# Your goal
Single out each line with the word "JSON" and copy it.

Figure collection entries
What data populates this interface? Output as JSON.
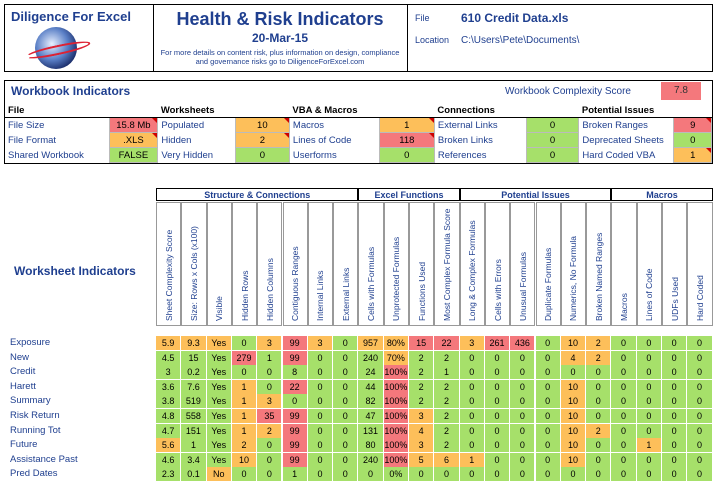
{
  "header": {
    "logo_title": "Diligence For Excel",
    "title": "Health & Risk Indicators",
    "date": "20-Mar-15",
    "note": "For more details on content risk, plus information on design, compliance and governance risks go to DiligenceForExcel.com",
    "file_label": "File",
    "file_value": "610 Credit Data.xls",
    "location_label": "Location",
    "location_value": "C:\\Users\\Pete\\Documents\\"
  },
  "workbook": {
    "title": "Workbook Indicators",
    "score_label": "Workbook Complexity Score",
    "score_value": "7.8",
    "groups": [
      {
        "title": "File",
        "items": [
          {
            "label": "File Size",
            "value": "15.8 Mb",
            "color": "red",
            "flag": true
          },
          {
            "label": "File Format",
            "value": ".XLS",
            "color": "yel",
            "flag": true
          },
          {
            "label": "Shared Workbook",
            "value": "FALSE",
            "color": "grn",
            "flag": false
          }
        ]
      },
      {
        "title": "Worksheets",
        "items": [
          {
            "label": "Populated",
            "value": "10",
            "color": "yel",
            "flag": true
          },
          {
            "label": "Hidden",
            "value": "2",
            "color": "yel",
            "flag": true
          },
          {
            "label": "Very Hidden",
            "value": "0",
            "color": "grn",
            "flag": false
          }
        ]
      },
      {
        "title": "VBA & Macros",
        "items": [
          {
            "label": "Macros",
            "value": "1",
            "color": "yel",
            "flag": true
          },
          {
            "label": "Lines of Code",
            "value": "118",
            "color": "red",
            "flag": true
          },
          {
            "label": "Userforms",
            "value": "0",
            "color": "grn",
            "flag": false
          }
        ]
      },
      {
        "title": "Connections",
        "items": [
          {
            "label": "External Links",
            "value": "0",
            "color": "grn",
            "flag": false
          },
          {
            "label": "Broken Links",
            "value": "0",
            "color": "grn",
            "flag": false
          },
          {
            "label": "References",
            "value": "0",
            "color": "grn",
            "flag": false
          }
        ]
      },
      {
        "title": "Potential Issues",
        "items": [
          {
            "label": "Broken Ranges",
            "value": "9",
            "color": "red",
            "flag": true
          },
          {
            "label": "Deprecated Sheets",
            "value": "0",
            "color": "grn",
            "flag": false
          },
          {
            "label": "Hard Coded VBA",
            "value": "1",
            "color": "yel",
            "flag": true
          }
        ]
      }
    ]
  },
  "worksheets": {
    "title": "Worksheet Indicators",
    "groups": [
      "Structure & Connections",
      "Excel Functions",
      "Potential Issues",
      "Macros"
    ],
    "columns": [
      "Sheet Complexity Score",
      "Size: Rows x Cols   (x100)",
      "Visible",
      "Hidden Rows",
      "Hidden Columns",
      "Contiguous Ranges",
      "Internal Links",
      "External Links",
      "Cells with Formulas",
      "Unprotected Formulas",
      "Functions Used",
      "Most Complex Formula Score",
      "Long & Complex Formulas",
      "Cells with Errors",
      "Unusual Formulas",
      "Duplicate Formulas",
      "Numerics, No Formula",
      "Broken Named Ranges",
      "Macros",
      "Lines of Code",
      "UDFs Used",
      "Hard Coded"
    ],
    "rows": [
      {
        "name": "Exposure",
        "values": [
          "5.9",
          "9.3",
          "Yes",
          "0",
          "3",
          "99",
          "3",
          "0",
          "957",
          "80%",
          "15",
          "22",
          "3",
          "261",
          "436",
          "0",
          "10",
          "2",
          "0",
          "0",
          "0",
          "0"
        ],
        "colors": [
          "yel",
          "yel",
          "yel",
          "grn",
          "yel",
          "red",
          "yel",
          "grn",
          "yel",
          "yel",
          "red",
          "red",
          "yel",
          "red",
          "red",
          "grn",
          "yel",
          "yel",
          "grn",
          "grn",
          "grn",
          "grn"
        ]
      },
      {
        "name": "New",
        "values": [
          "4.5",
          "15",
          "Yes",
          "279",
          "1",
          "99",
          "0",
          "0",
          "240",
          "70%",
          "2",
          "2",
          "0",
          "0",
          "0",
          "0",
          "4",
          "2",
          "0",
          "0",
          "0",
          "0"
        ],
        "colors": [
          "grn",
          "grn",
          "grn",
          "red",
          "grn",
          "red",
          "grn",
          "grn",
          "grn",
          "yel",
          "grn",
          "grn",
          "grn",
          "grn",
          "grn",
          "grn",
          "yel",
          "yel",
          "grn",
          "grn",
          "grn",
          "grn"
        ]
      },
      {
        "name": "Credit",
        "values": [
          "3",
          "0.2",
          "Yes",
          "0",
          "0",
          "8",
          "0",
          "0",
          "24",
          "100%",
          "2",
          "1",
          "0",
          "0",
          "0",
          "0",
          "0",
          "0",
          "0",
          "0",
          "0",
          "0"
        ],
        "colors": [
          "grn",
          "grn",
          "grn",
          "grn",
          "grn",
          "grn",
          "grn",
          "grn",
          "grn",
          "red",
          "grn",
          "grn",
          "grn",
          "grn",
          "grn",
          "grn",
          "grn",
          "grn",
          "grn",
          "grn",
          "grn",
          "grn"
        ]
      },
      {
        "name": "Harett",
        "values": [
          "3.6",
          "7.6",
          "Yes",
          "1",
          "0",
          "22",
          "0",
          "0",
          "44",
          "100%",
          "2",
          "2",
          "0",
          "0",
          "0",
          "0",
          "10",
          "0",
          "0",
          "0",
          "0",
          "0"
        ],
        "colors": [
          "grn",
          "grn",
          "grn",
          "yel",
          "grn",
          "red",
          "grn",
          "grn",
          "grn",
          "red",
          "grn",
          "grn",
          "grn",
          "grn",
          "grn",
          "grn",
          "yel",
          "grn",
          "grn",
          "grn",
          "grn",
          "grn"
        ]
      },
      {
        "name": "Summary",
        "values": [
          "3.8",
          "519",
          "Yes",
          "1",
          "3",
          "0",
          "0",
          "0",
          "82",
          "100%",
          "2",
          "2",
          "0",
          "0",
          "0",
          "0",
          "10",
          "0",
          "0",
          "0",
          "0",
          "0"
        ],
        "colors": [
          "grn",
          "grn",
          "grn",
          "yel",
          "yel",
          "grn",
          "grn",
          "grn",
          "grn",
          "red",
          "grn",
          "grn",
          "grn",
          "grn",
          "grn",
          "grn",
          "yel",
          "grn",
          "grn",
          "grn",
          "grn",
          "grn"
        ]
      },
      {
        "name": "Risk Return",
        "values": [
          "4.8",
          "558",
          "Yes",
          "1",
          "35",
          "99",
          "0",
          "0",
          "47",
          "100%",
          "3",
          "2",
          "0",
          "0",
          "0",
          "0",
          "10",
          "0",
          "0",
          "0",
          "0",
          "0"
        ],
        "colors": [
          "grn",
          "grn",
          "grn",
          "yel",
          "red",
          "red",
          "grn",
          "grn",
          "grn",
          "red",
          "yel",
          "grn",
          "grn",
          "grn",
          "grn",
          "grn",
          "yel",
          "grn",
          "grn",
          "grn",
          "grn",
          "grn"
        ]
      },
      {
        "name": "Running Tot",
        "values": [
          "4.7",
          "151",
          "Yes",
          "1",
          "2",
          "99",
          "0",
          "0",
          "131",
          "100%",
          "4",
          "2",
          "0",
          "0",
          "0",
          "0",
          "10",
          "2",
          "0",
          "0",
          "0",
          "0"
        ],
        "colors": [
          "grn",
          "grn",
          "grn",
          "yel",
          "yel",
          "red",
          "grn",
          "grn",
          "grn",
          "red",
          "yel",
          "grn",
          "grn",
          "grn",
          "grn",
          "grn",
          "yel",
          "yel",
          "grn",
          "grn",
          "grn",
          "grn"
        ]
      },
      {
        "name": "Future",
        "values": [
          "5.6",
          "1",
          "Yes",
          "2",
          "0",
          "99",
          "0",
          "0",
          "80",
          "100%",
          "3",
          "2",
          "0",
          "0",
          "0",
          "0",
          "10",
          "0",
          "0",
          "1",
          "0",
          "0"
        ],
        "colors": [
          "yel",
          "grn",
          "grn",
          "yel",
          "grn",
          "red",
          "grn",
          "grn",
          "grn",
          "red",
          "yel",
          "grn",
          "grn",
          "grn",
          "grn",
          "grn",
          "yel",
          "grn",
          "grn",
          "yel",
          "grn",
          "grn"
        ]
      },
      {
        "name": "Assistance Past",
        "values": [
          "4.6",
          "3.4",
          "Yes",
          "10",
          "0",
          "99",
          "0",
          "0",
          "240",
          "100%",
          "5",
          "6",
          "1",
          "0",
          "0",
          "0",
          "10",
          "0",
          "0",
          "0",
          "0",
          "0"
        ],
        "colors": [
          "grn",
          "grn",
          "grn",
          "yel",
          "grn",
          "red",
          "grn",
          "grn",
          "grn",
          "red",
          "yel",
          "yel",
          "yel",
          "grn",
          "grn",
          "grn",
          "yel",
          "grn",
          "grn",
          "grn",
          "grn",
          "grn"
        ]
      },
      {
        "name": "Pred Dates",
        "values": [
          "2.3",
          "0.1",
          "No",
          "0",
          "0",
          "1",
          "0",
          "0",
          "0",
          "0%",
          "0",
          "0",
          "0",
          "0",
          "0",
          "0",
          "0",
          "0",
          "0",
          "0",
          "0",
          "0"
        ],
        "colors": [
          "grn",
          "grn",
          "yel",
          "grn",
          "grn",
          "grn",
          "grn",
          "grn",
          "grn",
          "grn",
          "grn",
          "grn",
          "grn",
          "grn",
          "grn",
          "grn",
          "grn",
          "grn",
          "grn",
          "grn",
          "grn",
          "grn"
        ]
      }
    ]
  },
  "colors": {
    "red": "#f4787c",
    "yel": "#fdbf5a",
    "grn": "#a6e06a"
  }
}
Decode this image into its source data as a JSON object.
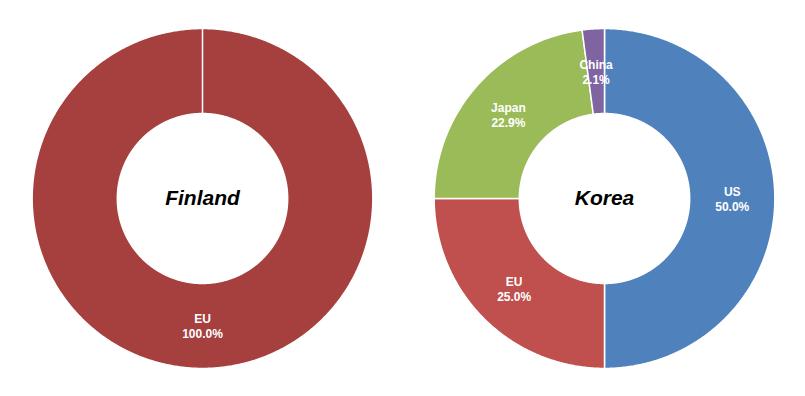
{
  "chart_data": [
    {
      "type": "donut",
      "title": "Finland",
      "categories": [
        "EU"
      ],
      "values": [
        100
      ],
      "value_labels": [
        "100.0%"
      ],
      "colors": [
        "#a5403f"
      ],
      "data_labels": true
    },
    {
      "type": "donut",
      "title": "Korea",
      "categories": [
        "US",
        "EU",
        "Japan",
        "China"
      ],
      "values": [
        50.0,
        25.0,
        22.9,
        2.1
      ],
      "value_labels": [
        "50.0%",
        "25.0%",
        "22.9%",
        "2.1%"
      ],
      "colors": [
        "#4f81bd",
        "#c0504d",
        "#9bbb59",
        "#8064a2"
      ],
      "data_labels": true
    }
  ]
}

# Exercise answer
What data populates this interface? Output as JSON.
Decode this image into its source data as a JSON object.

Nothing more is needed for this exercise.